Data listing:
'''
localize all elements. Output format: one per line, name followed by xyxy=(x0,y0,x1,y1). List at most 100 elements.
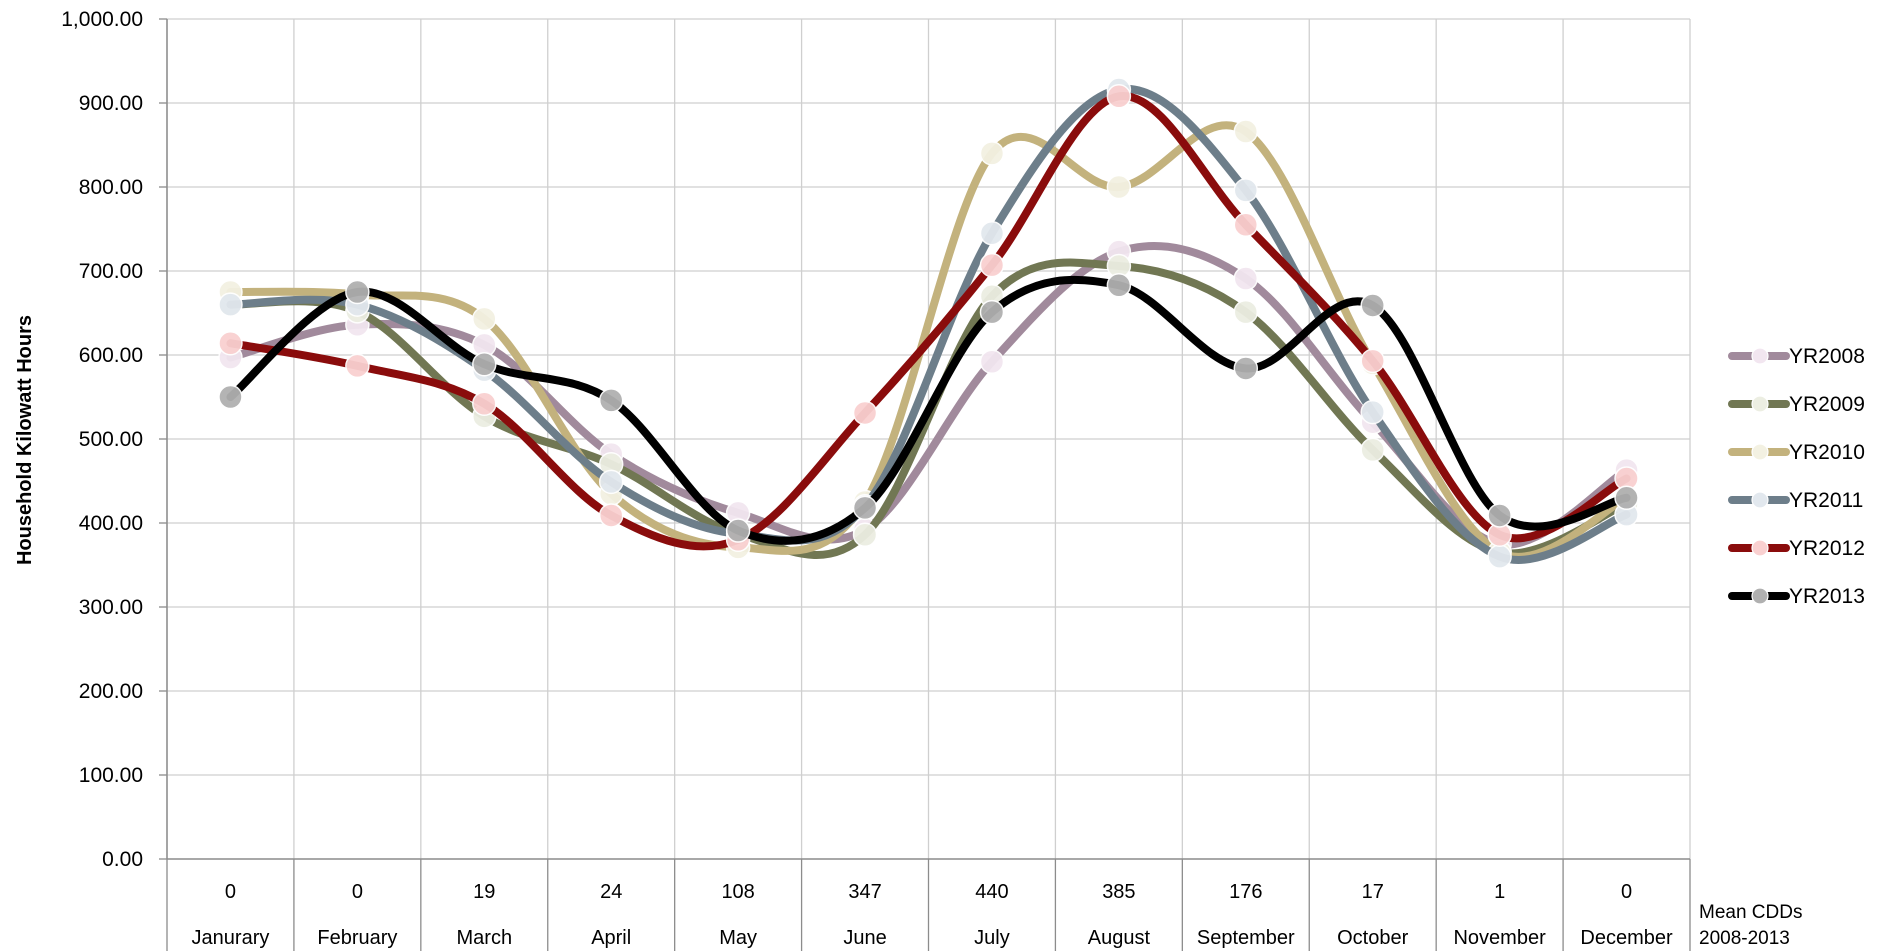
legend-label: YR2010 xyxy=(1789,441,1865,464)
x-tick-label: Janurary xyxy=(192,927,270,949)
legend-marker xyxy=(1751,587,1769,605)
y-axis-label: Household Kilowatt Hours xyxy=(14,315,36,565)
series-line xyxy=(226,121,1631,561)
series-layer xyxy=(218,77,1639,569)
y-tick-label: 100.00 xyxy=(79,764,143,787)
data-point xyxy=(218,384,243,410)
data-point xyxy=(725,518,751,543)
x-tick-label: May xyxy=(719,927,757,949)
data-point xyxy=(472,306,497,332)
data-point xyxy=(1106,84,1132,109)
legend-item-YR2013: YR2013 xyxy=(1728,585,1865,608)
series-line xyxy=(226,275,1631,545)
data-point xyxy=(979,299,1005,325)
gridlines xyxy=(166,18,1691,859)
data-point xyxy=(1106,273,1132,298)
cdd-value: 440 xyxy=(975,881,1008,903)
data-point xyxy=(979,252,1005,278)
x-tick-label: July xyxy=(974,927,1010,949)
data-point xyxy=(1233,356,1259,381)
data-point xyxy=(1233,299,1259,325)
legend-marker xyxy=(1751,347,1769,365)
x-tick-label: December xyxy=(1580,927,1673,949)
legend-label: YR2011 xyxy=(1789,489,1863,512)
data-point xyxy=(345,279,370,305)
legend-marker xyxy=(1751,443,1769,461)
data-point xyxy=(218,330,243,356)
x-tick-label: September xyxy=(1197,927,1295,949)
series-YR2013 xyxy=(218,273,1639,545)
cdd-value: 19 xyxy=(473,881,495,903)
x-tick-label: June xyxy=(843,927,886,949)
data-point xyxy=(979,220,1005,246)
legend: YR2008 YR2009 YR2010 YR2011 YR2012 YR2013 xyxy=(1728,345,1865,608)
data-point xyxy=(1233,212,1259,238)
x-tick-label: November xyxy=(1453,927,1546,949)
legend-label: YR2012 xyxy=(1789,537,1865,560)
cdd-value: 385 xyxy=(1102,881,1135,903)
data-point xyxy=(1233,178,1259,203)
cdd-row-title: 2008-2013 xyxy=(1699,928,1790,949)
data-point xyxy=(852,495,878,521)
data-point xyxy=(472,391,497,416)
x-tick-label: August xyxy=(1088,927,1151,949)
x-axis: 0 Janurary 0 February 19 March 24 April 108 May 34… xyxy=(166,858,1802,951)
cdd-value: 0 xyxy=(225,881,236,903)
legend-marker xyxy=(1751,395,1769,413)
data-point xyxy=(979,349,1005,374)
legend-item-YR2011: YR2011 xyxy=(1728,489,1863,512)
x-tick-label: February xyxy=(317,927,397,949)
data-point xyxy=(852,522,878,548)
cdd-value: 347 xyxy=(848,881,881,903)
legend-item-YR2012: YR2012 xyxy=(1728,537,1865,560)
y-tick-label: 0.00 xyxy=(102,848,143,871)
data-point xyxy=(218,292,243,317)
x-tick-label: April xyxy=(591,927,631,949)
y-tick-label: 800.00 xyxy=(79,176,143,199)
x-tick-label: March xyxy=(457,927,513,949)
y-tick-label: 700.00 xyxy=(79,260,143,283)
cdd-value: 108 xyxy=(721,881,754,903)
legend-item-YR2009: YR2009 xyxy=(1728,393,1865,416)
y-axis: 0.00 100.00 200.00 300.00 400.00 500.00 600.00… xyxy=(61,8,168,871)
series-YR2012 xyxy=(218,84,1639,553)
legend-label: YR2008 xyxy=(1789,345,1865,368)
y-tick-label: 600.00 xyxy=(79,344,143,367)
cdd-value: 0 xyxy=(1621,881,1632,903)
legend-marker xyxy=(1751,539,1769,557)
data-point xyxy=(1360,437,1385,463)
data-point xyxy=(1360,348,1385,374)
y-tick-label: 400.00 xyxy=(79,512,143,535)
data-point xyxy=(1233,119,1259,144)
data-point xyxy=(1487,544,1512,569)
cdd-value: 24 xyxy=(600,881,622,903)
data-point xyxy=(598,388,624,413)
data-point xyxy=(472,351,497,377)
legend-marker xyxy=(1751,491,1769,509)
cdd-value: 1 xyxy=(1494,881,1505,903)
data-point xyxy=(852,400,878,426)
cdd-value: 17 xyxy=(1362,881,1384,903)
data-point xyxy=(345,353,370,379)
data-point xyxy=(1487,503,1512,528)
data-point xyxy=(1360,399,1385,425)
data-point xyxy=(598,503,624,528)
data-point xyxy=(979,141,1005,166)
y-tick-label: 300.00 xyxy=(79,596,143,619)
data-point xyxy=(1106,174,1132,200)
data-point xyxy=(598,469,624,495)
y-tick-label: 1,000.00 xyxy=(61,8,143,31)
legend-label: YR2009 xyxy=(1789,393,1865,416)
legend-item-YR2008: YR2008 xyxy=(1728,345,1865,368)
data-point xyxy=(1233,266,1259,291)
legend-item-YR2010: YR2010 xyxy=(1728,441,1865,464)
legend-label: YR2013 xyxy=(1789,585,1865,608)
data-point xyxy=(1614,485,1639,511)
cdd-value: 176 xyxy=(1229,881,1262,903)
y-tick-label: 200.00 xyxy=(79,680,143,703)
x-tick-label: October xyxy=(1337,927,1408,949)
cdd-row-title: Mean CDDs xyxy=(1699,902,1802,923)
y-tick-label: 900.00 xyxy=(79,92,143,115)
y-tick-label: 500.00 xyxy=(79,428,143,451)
'''
Written problem:
Print the lines of the records verbatim, from the line containing "legend-label: YR2010 xyxy=(1789,441,1865,464)" through the line containing "data-point xyxy=(472,306,497,332)", both included.

Result:
legend-label: YR2010 xyxy=(1789,441,1865,464)
x-tick-label: Janurary xyxy=(192,927,270,949)
legend-marker xyxy=(1751,587,1769,605)
y-axis-label: Household Kilowatt Hours xyxy=(14,315,36,565)
series-line xyxy=(226,121,1631,561)
series-layer xyxy=(218,77,1639,569)
y-tick-label: 100.00 xyxy=(79,764,143,787)
data-point xyxy=(218,384,243,410)
data-point xyxy=(725,518,751,543)
x-tick-label: May xyxy=(719,927,757,949)
data-point xyxy=(472,306,497,332)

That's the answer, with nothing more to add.